■ Set problem
Select from the data all lines with the word "Never".

## start

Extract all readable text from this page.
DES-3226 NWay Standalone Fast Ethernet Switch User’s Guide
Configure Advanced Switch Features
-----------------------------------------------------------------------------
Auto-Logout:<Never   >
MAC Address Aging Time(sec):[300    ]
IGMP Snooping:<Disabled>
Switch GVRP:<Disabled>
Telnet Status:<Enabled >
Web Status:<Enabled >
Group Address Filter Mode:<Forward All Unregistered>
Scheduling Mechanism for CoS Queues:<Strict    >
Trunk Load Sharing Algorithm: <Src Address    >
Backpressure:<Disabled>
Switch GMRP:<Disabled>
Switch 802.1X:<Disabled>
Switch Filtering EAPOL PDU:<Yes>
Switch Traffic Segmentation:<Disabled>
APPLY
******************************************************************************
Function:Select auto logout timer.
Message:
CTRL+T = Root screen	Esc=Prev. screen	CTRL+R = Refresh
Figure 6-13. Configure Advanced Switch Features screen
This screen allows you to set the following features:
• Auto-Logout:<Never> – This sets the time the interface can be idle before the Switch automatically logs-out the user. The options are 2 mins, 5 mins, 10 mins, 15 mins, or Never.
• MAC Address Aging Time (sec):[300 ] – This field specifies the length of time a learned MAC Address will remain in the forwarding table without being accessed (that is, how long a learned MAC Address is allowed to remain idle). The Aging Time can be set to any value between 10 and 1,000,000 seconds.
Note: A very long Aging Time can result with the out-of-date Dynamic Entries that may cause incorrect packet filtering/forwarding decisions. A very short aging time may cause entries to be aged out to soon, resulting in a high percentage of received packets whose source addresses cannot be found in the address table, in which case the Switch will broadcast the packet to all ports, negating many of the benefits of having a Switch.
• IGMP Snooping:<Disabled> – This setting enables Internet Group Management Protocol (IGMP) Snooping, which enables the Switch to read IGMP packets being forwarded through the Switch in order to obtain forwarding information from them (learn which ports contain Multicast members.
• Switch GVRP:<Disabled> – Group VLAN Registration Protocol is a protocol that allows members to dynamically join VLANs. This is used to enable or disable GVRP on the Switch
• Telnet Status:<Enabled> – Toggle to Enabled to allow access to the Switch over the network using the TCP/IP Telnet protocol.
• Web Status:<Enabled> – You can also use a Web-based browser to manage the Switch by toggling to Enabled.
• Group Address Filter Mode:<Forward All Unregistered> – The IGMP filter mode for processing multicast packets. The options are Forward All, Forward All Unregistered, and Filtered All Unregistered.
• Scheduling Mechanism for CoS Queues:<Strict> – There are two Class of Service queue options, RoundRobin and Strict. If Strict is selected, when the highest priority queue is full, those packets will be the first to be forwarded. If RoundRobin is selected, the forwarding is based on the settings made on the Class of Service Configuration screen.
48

## end

■ The answer
Auto-Logout:<Never   >
• Auto-Logout:<Never> – This sets the time the interface can be idle before the Switch automatically logs-out the user. The options are 2 mins, 5 mins, 10 mins, 15 mins, or Never.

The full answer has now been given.